- **Problem to work on**
Transcribe the records below exactly as they appear, omitting any pictures.

>> START Dataset entries

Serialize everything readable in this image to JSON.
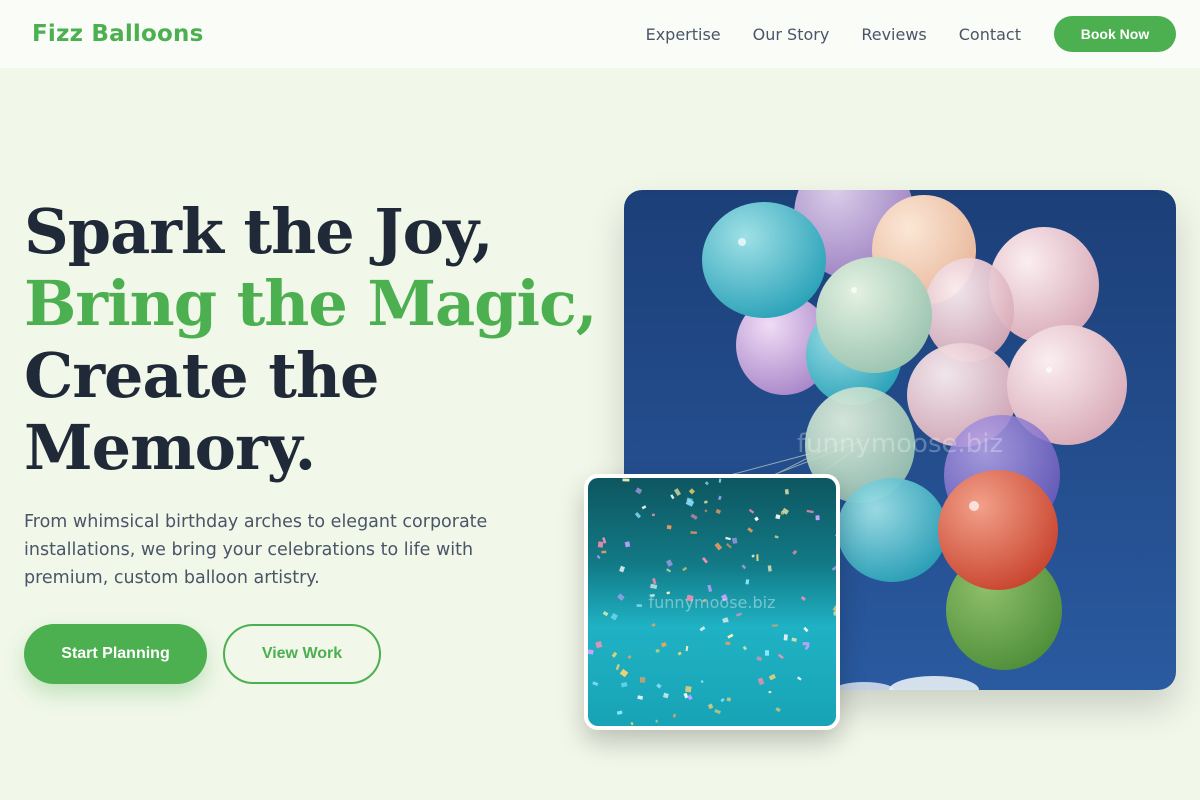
{
  "brand": {
    "name": "Fizz Balloons",
    "accent": "#4caf50",
    "text_dark": "#1f2937"
  },
  "nav": {
    "links": [
      "Expertise",
      "Our Story",
      "Reviews",
      "Contact"
    ],
    "cta": "Book Now"
  },
  "hero": {
    "headline_1": "Spark the Joy,",
    "headline_2": "Bring the Magic,",
    "headline_3": "Create the",
    "headline_4": "Memory.",
    "subtitle": "From whimsical birthday arches to elegant corporate installations, we bring your celebrations to life with premium, custom balloon artistry.",
    "primary_cta": "Start Planning",
    "secondary_cta": "View Work"
  },
  "images": {
    "main": "balloons-photo",
    "secondary": "confetti-photo",
    "watermark": "funnymoose.biz"
  }
}
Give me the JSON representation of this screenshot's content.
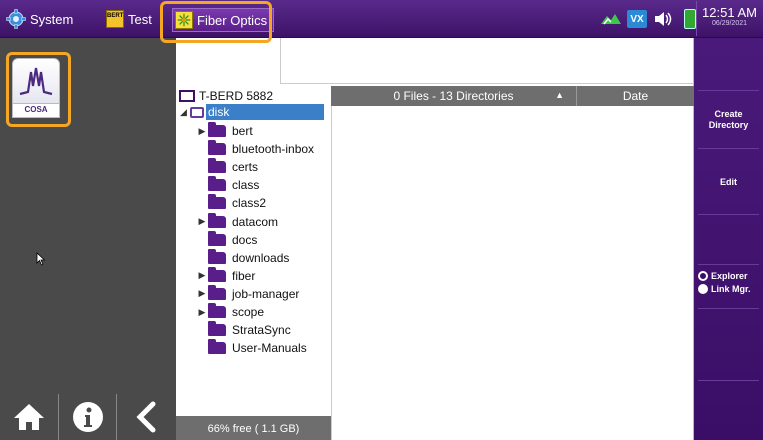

>> END Dataset entries

- **Worked solution**
Serialize everything readable in this image to JSON.
{
  "brand": {
    "name": "Fizz Balloons",
    "accent": "#4caf50",
    "text_dark": "#1f2937"
  },
  "nav": {
    "links": [
      "Expertise",
      "Our Story",
      "Reviews",
      "Contact"
    ],
    "cta": "Book Now"
  },
  "hero": {
    "headline_1": "Spark the Joy,",
    "headline_2": "Bring the Magic,",
    "headline_3": "Create the",
    "headline_4": "Memory.",
    "subtitle": "From whimsical birthday arches to elegant corporate installations, we bring your celebrations to life with premium, custom balloon artistry.",
    "primary_cta": "Start Planning",
    "secondary_cta": "View Work"
  },
  "images": {
    "main": "balloons-photo",
    "secondary": "confetti-photo",
    "watermark": "funnymoose.biz"
  }
}
Give me the JSON representation of this screenshot's content.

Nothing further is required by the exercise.